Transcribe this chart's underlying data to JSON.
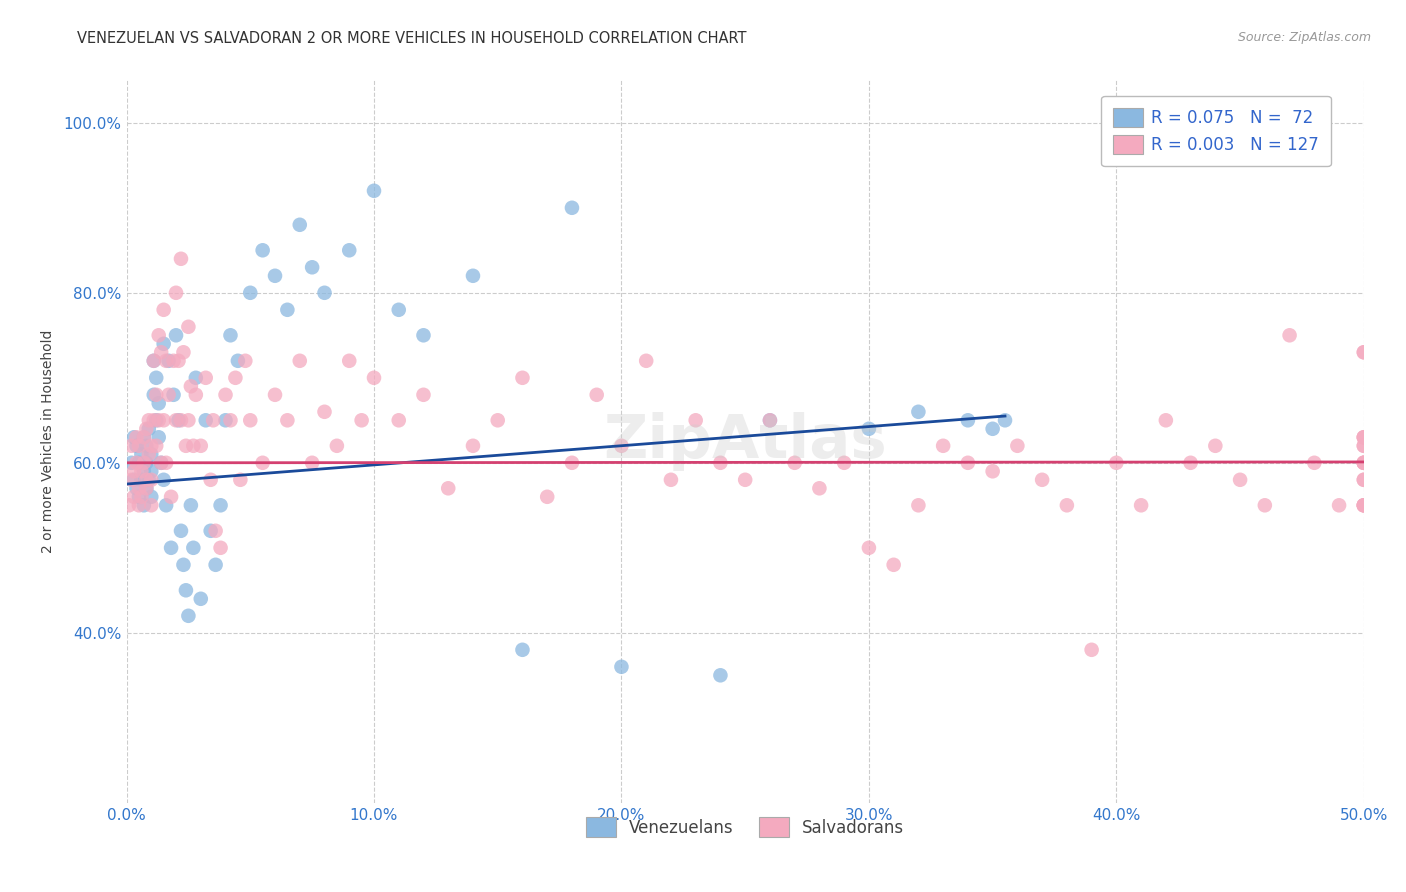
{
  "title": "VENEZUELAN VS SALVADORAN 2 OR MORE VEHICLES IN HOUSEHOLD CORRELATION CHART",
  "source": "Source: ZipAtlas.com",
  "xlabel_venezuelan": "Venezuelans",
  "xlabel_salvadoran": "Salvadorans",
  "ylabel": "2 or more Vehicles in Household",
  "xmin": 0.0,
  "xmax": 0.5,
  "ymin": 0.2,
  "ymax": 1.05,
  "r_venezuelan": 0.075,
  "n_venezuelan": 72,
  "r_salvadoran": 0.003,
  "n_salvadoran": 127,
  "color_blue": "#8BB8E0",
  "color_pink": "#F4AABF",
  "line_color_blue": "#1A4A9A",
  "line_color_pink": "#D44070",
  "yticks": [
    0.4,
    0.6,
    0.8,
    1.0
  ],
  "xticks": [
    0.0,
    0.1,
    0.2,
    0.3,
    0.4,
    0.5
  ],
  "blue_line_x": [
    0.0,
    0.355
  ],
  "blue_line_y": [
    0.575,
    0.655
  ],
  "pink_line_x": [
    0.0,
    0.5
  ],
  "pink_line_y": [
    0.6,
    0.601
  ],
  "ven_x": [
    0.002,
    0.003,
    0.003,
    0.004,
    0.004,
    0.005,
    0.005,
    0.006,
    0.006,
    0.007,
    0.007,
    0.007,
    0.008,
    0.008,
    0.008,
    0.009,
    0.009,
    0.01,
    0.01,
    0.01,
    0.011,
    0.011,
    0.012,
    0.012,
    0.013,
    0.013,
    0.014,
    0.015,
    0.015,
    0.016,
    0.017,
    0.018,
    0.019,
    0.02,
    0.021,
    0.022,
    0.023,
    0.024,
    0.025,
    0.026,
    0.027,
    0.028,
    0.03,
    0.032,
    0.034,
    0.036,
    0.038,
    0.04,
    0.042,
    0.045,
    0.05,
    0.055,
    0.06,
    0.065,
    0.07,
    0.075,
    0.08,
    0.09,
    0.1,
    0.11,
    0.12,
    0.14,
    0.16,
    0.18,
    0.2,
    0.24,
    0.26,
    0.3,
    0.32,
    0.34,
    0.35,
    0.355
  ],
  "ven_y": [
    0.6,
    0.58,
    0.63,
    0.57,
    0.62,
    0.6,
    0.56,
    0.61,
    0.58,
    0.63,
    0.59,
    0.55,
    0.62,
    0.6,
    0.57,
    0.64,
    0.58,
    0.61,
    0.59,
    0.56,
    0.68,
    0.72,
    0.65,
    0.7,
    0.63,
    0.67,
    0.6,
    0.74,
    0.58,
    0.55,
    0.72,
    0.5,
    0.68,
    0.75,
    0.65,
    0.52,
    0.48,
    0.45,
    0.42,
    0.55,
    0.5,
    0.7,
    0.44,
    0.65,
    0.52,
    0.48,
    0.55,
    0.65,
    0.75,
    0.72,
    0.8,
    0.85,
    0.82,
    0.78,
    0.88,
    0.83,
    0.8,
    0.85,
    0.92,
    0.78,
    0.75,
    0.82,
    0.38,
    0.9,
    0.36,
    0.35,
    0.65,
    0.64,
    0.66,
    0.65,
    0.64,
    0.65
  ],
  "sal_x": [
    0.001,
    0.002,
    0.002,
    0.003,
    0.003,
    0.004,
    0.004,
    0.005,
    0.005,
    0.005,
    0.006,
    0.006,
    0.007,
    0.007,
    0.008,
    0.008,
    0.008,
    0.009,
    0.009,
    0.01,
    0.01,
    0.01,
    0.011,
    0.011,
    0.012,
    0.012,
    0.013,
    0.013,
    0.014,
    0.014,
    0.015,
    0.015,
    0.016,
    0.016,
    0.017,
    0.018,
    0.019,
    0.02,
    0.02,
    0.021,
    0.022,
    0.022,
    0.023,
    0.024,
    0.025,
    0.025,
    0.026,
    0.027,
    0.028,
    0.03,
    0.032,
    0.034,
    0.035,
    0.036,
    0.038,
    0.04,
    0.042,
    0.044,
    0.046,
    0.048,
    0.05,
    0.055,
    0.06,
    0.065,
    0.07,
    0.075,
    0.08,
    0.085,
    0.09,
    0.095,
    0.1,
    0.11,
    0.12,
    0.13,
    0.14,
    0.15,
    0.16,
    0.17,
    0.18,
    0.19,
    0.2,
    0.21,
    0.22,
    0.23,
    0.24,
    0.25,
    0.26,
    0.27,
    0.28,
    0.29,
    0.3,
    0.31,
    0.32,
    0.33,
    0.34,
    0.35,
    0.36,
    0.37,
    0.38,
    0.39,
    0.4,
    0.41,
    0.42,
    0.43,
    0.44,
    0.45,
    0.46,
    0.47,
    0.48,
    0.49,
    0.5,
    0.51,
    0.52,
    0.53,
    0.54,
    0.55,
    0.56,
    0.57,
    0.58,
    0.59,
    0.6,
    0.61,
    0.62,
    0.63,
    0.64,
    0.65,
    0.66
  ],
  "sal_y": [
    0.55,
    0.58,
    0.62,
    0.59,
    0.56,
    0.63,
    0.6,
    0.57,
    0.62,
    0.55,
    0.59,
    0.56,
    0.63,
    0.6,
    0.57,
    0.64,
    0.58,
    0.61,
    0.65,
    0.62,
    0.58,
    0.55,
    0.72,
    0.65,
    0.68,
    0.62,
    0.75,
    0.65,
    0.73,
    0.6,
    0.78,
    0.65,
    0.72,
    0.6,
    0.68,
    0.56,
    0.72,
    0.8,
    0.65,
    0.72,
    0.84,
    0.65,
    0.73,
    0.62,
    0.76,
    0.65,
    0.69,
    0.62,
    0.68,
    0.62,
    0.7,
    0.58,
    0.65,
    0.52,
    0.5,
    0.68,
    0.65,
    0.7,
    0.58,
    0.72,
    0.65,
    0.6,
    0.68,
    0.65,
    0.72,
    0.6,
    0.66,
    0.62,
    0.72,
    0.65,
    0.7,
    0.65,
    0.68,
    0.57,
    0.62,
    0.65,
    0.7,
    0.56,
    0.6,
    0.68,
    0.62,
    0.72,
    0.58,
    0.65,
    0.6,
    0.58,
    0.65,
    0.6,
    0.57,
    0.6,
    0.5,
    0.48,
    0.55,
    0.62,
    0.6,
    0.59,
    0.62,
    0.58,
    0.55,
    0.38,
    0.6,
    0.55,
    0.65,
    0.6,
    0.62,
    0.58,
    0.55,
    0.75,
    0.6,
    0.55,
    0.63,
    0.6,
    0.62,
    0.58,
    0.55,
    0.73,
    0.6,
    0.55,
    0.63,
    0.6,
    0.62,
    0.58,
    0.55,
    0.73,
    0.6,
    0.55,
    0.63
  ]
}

---

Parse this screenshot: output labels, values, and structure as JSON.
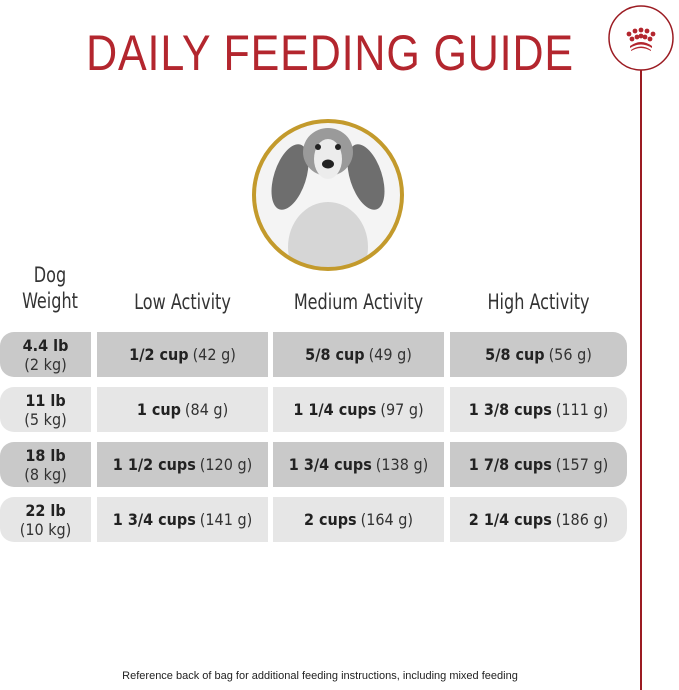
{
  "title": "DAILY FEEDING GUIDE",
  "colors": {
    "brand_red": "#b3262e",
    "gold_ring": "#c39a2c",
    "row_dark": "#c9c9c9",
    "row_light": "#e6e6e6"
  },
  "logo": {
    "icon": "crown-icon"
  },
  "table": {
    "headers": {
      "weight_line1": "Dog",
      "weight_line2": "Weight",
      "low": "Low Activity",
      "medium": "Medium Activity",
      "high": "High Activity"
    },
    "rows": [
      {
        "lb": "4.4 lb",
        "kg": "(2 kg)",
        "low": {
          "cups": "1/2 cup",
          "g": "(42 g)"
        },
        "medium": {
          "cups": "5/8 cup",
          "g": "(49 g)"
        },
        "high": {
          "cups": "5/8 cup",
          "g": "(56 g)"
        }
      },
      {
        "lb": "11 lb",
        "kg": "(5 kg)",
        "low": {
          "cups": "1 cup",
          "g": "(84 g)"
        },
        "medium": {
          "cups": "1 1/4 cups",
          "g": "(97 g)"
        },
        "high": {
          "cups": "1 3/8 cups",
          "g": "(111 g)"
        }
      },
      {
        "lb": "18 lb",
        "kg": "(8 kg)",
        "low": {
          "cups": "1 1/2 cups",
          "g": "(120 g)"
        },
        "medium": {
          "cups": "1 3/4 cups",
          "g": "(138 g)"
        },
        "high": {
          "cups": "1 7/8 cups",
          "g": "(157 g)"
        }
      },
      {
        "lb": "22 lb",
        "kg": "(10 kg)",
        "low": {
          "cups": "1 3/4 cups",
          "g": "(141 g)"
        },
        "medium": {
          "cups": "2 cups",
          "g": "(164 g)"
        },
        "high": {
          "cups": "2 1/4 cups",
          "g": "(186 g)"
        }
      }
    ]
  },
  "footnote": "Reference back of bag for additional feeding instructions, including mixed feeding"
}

| Your task |
Identify which lines contain the word "JSON" and copy each one.

| Response |
Transcribe this chart's underlying data to JSON.
Parse this screenshot: output labels, values, and structure as JSON.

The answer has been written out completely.